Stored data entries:
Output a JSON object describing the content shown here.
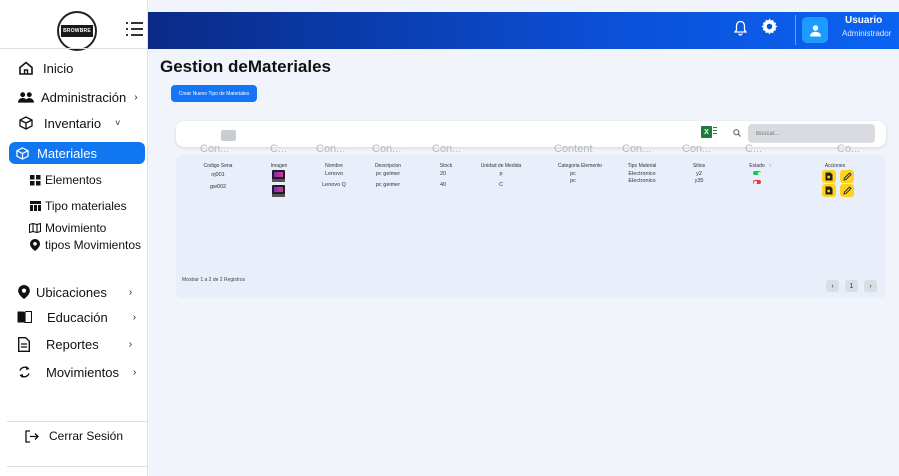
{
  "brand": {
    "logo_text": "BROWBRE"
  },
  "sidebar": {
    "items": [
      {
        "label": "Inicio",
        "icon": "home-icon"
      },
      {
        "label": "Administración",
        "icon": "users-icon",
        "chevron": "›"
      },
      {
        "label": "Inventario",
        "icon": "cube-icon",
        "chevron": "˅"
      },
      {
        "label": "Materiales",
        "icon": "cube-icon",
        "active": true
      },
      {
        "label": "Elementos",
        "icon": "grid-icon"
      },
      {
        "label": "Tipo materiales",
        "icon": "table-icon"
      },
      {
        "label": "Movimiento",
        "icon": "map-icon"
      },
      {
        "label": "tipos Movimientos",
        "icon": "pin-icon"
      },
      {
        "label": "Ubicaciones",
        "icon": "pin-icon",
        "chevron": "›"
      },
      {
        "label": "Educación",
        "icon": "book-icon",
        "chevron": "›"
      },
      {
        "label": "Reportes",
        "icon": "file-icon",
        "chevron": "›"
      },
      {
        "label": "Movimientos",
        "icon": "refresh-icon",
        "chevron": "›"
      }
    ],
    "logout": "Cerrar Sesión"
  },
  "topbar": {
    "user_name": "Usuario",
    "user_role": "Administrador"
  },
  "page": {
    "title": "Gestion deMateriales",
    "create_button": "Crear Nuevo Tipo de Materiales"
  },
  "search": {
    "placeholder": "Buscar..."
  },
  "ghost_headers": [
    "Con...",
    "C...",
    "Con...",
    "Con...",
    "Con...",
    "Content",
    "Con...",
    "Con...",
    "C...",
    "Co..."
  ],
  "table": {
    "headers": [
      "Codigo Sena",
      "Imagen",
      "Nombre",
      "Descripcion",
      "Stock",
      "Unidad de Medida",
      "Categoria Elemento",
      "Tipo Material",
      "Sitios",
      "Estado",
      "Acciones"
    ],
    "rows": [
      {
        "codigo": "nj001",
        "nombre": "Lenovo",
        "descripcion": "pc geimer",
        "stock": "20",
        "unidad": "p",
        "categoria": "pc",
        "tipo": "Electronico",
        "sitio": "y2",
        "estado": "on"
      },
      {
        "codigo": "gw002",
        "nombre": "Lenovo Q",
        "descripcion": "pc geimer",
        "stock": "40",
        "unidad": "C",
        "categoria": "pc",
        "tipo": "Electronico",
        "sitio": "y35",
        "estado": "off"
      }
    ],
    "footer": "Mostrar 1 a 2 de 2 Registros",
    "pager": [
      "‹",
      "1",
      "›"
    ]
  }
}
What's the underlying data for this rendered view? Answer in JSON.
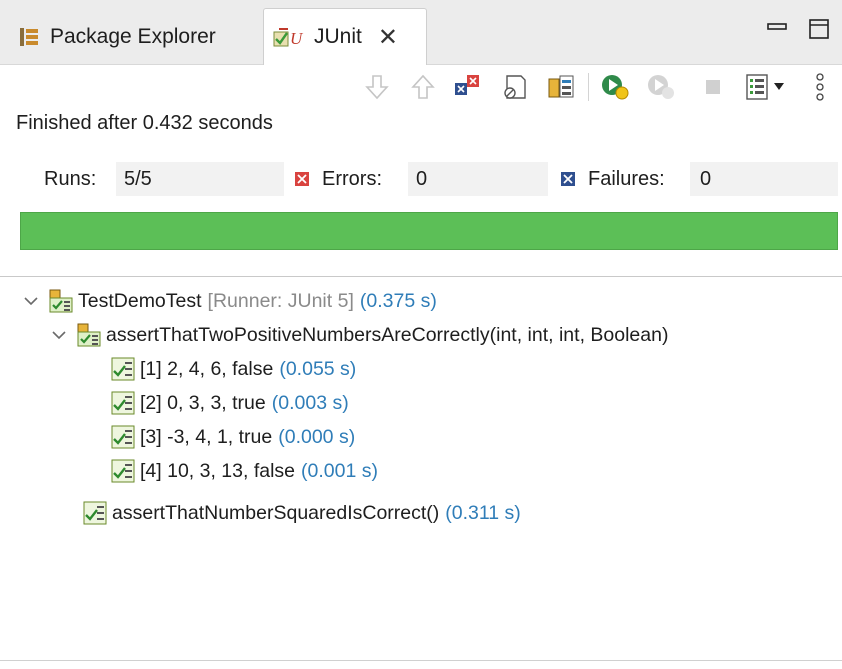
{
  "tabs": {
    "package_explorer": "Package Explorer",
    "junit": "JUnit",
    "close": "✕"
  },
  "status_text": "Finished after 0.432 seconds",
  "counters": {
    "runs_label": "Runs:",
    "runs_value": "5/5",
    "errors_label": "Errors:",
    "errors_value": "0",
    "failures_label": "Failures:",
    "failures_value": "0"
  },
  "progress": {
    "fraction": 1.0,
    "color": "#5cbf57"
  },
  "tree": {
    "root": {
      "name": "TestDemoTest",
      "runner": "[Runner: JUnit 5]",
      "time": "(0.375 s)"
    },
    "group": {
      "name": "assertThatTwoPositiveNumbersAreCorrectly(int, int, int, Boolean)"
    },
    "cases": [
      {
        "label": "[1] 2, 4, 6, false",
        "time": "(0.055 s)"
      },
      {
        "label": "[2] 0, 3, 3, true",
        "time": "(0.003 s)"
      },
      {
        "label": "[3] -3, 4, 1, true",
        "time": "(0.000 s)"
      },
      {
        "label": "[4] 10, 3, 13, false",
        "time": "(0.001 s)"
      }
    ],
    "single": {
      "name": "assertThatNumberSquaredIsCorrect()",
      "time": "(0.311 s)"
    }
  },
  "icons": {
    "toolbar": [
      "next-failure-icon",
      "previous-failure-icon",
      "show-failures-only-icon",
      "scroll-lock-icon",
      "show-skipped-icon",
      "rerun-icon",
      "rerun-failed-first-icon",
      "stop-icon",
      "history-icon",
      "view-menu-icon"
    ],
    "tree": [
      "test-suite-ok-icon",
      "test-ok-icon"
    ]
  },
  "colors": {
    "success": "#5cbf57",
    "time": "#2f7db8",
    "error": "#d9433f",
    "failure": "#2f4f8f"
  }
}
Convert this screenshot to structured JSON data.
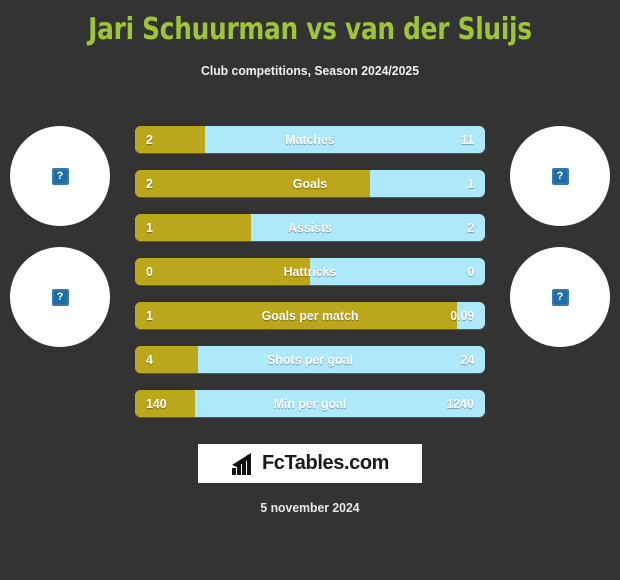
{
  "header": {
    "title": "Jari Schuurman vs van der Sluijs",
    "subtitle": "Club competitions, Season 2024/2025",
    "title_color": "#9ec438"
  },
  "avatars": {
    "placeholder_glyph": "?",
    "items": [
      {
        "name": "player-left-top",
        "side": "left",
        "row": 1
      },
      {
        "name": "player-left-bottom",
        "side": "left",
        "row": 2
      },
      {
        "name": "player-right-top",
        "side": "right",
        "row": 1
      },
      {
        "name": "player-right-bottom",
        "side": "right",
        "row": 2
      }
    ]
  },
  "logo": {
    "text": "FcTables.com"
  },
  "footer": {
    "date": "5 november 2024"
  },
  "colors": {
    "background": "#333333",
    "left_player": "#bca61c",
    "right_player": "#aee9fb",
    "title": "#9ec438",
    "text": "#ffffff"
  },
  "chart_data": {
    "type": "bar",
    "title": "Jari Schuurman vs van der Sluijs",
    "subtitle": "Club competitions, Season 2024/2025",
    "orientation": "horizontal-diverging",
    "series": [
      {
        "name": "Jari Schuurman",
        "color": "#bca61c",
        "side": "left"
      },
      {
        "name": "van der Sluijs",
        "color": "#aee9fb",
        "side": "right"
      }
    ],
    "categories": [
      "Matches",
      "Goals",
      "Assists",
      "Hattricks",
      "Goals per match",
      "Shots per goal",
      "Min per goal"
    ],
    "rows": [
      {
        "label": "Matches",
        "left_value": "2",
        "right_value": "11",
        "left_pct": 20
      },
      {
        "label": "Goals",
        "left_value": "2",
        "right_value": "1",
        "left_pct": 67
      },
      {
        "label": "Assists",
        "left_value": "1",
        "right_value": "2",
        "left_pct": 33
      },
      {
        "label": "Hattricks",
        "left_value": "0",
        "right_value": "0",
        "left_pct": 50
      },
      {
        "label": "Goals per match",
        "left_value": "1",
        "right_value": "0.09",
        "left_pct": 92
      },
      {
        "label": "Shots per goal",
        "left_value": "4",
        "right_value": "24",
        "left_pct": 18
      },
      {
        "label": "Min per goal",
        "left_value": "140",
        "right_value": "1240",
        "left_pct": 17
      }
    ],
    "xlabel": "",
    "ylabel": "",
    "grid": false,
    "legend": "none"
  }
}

§ **Objective**
Set down the material exactly, every line of it, except for the pictures.

§ **Full output**
Output a JSON object describing the content shown here.
{
  "brand": {
    "logo_text": "BROWBRE"
  },
  "sidebar": {
    "items": [
      {
        "label": "Inicio",
        "icon": "home-icon"
      },
      {
        "label": "Administración",
        "icon": "users-icon",
        "chevron": "›"
      },
      {
        "label": "Inventario",
        "icon": "cube-icon",
        "chevron": "˅"
      },
      {
        "label": "Materiales",
        "icon": "cube-icon",
        "active": true
      },
      {
        "label": "Elementos",
        "icon": "grid-icon"
      },
      {
        "label": "Tipo materiales",
        "icon": "table-icon"
      },
      {
        "label": "Movimiento",
        "icon": "map-icon"
      },
      {
        "label": "tipos Movimientos",
        "icon": "pin-icon"
      },
      {
        "label": "Ubicaciones",
        "icon": "pin-icon",
        "chevron": "›"
      },
      {
        "label": "Educación",
        "icon": "book-icon",
        "chevron": "›"
      },
      {
        "label": "Reportes",
        "icon": "file-icon",
        "chevron": "›"
      },
      {
        "label": "Movimientos",
        "icon": "refresh-icon",
        "chevron": "›"
      }
    ],
    "logout": "Cerrar Sesión"
  },
  "topbar": {
    "user_name": "Usuario",
    "user_role": "Administrador"
  },
  "page": {
    "title": "Gestion deMateriales",
    "create_button": "Crear Nuevo Tipo de Materiales"
  },
  "search": {
    "placeholder": "Buscar..."
  },
  "ghost_headers": [
    "Con...",
    "C...",
    "Con...",
    "Con...",
    "Con...",
    "Content",
    "Con...",
    "Con...",
    "C...",
    "Co..."
  ],
  "table": {
    "headers": [
      "Codigo Sena",
      "Imagen",
      "Nombre",
      "Descripcion",
      "Stock",
      "Unidad de Medida",
      "Categoria Elemento",
      "Tipo Material",
      "Sitios",
      "Estado",
      "Acciones"
    ],
    "rows": [
      {
        "codigo": "nj001",
        "nombre": "Lenovo",
        "descripcion": "pc geimer",
        "stock": "20",
        "unidad": "p",
        "categoria": "pc",
        "tipo": "Electronico",
        "sitio": "y2",
        "estado": "on"
      },
      {
        "codigo": "gw002",
        "nombre": "Lenovo Q",
        "descripcion": "pc geimer",
        "stock": "40",
        "unidad": "C",
        "categoria": "pc",
        "tipo": "Electronico",
        "sitio": "y35",
        "estado": "off"
      }
    ],
    "footer": "Mostrar 1 a 2 de 2 Registros",
    "pager": [
      "‹",
      "1",
      "›"
    ]
  }
}
What's the underlying data for this rendered view? Answer in JSON.
{
  "tabs": {
    "package_explorer": "Package Explorer",
    "junit": "JUnit",
    "close": "✕"
  },
  "status_text": "Finished after 0.432 seconds",
  "counters": {
    "runs_label": "Runs:",
    "runs_value": "5/5",
    "errors_label": "Errors:",
    "errors_value": "0",
    "failures_label": "Failures:",
    "failures_value": "0"
  },
  "progress": {
    "fraction": 1.0,
    "color": "#5cbf57"
  },
  "tree": {
    "root": {
      "name": "TestDemoTest",
      "runner": "[Runner: JUnit 5]",
      "time": "(0.375 s)"
    },
    "group": {
      "name": "assertThatTwoPositiveNumbersAreCorrectly(int, int, int, Boolean)"
    },
    "cases": [
      {
        "label": "[1] 2, 4, 6, false",
        "time": "(0.055 s)"
      },
      {
        "label": "[2] 0, 3, 3, true",
        "time": "(0.003 s)"
      },
      {
        "label": "[3] -3, 4, 1, true",
        "time": "(0.000 s)"
      },
      {
        "label": "[4] 10, 3, 13, false",
        "time": "(0.001 s)"
      }
    ],
    "single": {
      "name": "assertThatNumberSquaredIsCorrect()",
      "time": "(0.311 s)"
    }
  },
  "icons": {
    "toolbar": [
      "next-failure-icon",
      "previous-failure-icon",
      "show-failures-only-icon",
      "scroll-lock-icon",
      "show-skipped-icon",
      "rerun-icon",
      "rerun-failed-first-icon",
      "stop-icon",
      "history-icon",
      "view-menu-icon"
    ],
    "tree": [
      "test-suite-ok-icon",
      "test-ok-icon"
    ]
  },
  "colors": {
    "success": "#5cbf57",
    "time": "#2f7db8",
    "error": "#d9433f",
    "failure": "#2f4f8f"
  }
}
Convert this screenshot to structured JSON data.
{
  "header": {
    "title": "Jari Schuurman vs van der Sluijs",
    "subtitle": "Club competitions, Season 2024/2025",
    "title_color": "#9ec438"
  },
  "avatars": {
    "placeholder_glyph": "?",
    "items": [
      {
        "name": "player-left-top",
        "side": "left",
        "row": 1
      },
      {
        "name": "player-left-bottom",
        "side": "left",
        "row": 2
      },
      {
        "name": "player-right-top",
        "side": "right",
        "row": 1
      },
      {
        "name": "player-right-bottom",
        "side": "right",
        "row": 2
      }
    ]
  },
  "logo": {
    "text": "FcTables.com"
  },
  "footer": {
    "date": "5 november 2024"
  },
  "colors": {
    "background": "#333333",
    "left_player": "#bca61c",
    "right_player": "#aee9fb",
    "title": "#9ec438",
    "text": "#ffffff"
  },
  "chart_data": {
    "type": "bar",
    "title": "Jari Schuurman vs van der Sluijs",
    "subtitle": "Club competitions, Season 2024/2025",
    "orientation": "horizontal-diverging",
    "series": [
      {
        "name": "Jari Schuurman",
        "color": "#bca61c",
        "side": "left"
      },
      {
        "name": "van der Sluijs",
        "color": "#aee9fb",
        "side": "right"
      }
    ],
    "categories": [
      "Matches",
      "Goals",
      "Assists",
      "Hattricks",
      "Goals per match",
      "Shots per goal",
      "Min per goal"
    ],
    "rows": [
      {
        "label": "Matches",
        "left_value": "2",
        "right_value": "11",
        "left_pct": 20
      },
      {
        "label": "Goals",
        "left_value": "2",
        "right_value": "1",
        "left_pct": 67
      },
      {
        "label": "Assists",
        "left_value": "1",
        "right_value": "2",
        "left_pct": 33
      },
      {
        "label": "Hattricks",
        "left_value": "0",
        "right_value": "0",
        "left_pct": 50
      },
      {
        "label": "Goals per match",
        "left_value": "1",
        "right_value": "0.09",
        "left_pct": 92
      },
      {
        "label": "Shots per goal",
        "left_value": "4",
        "right_value": "24",
        "left_pct": 18
      },
      {
        "label": "Min per goal",
        "left_value": "140",
        "right_value": "1240",
        "left_pct": 17
      }
    ],
    "xlabel": "",
    "ylabel": "",
    "grid": false,
    "legend": "none"
  }
}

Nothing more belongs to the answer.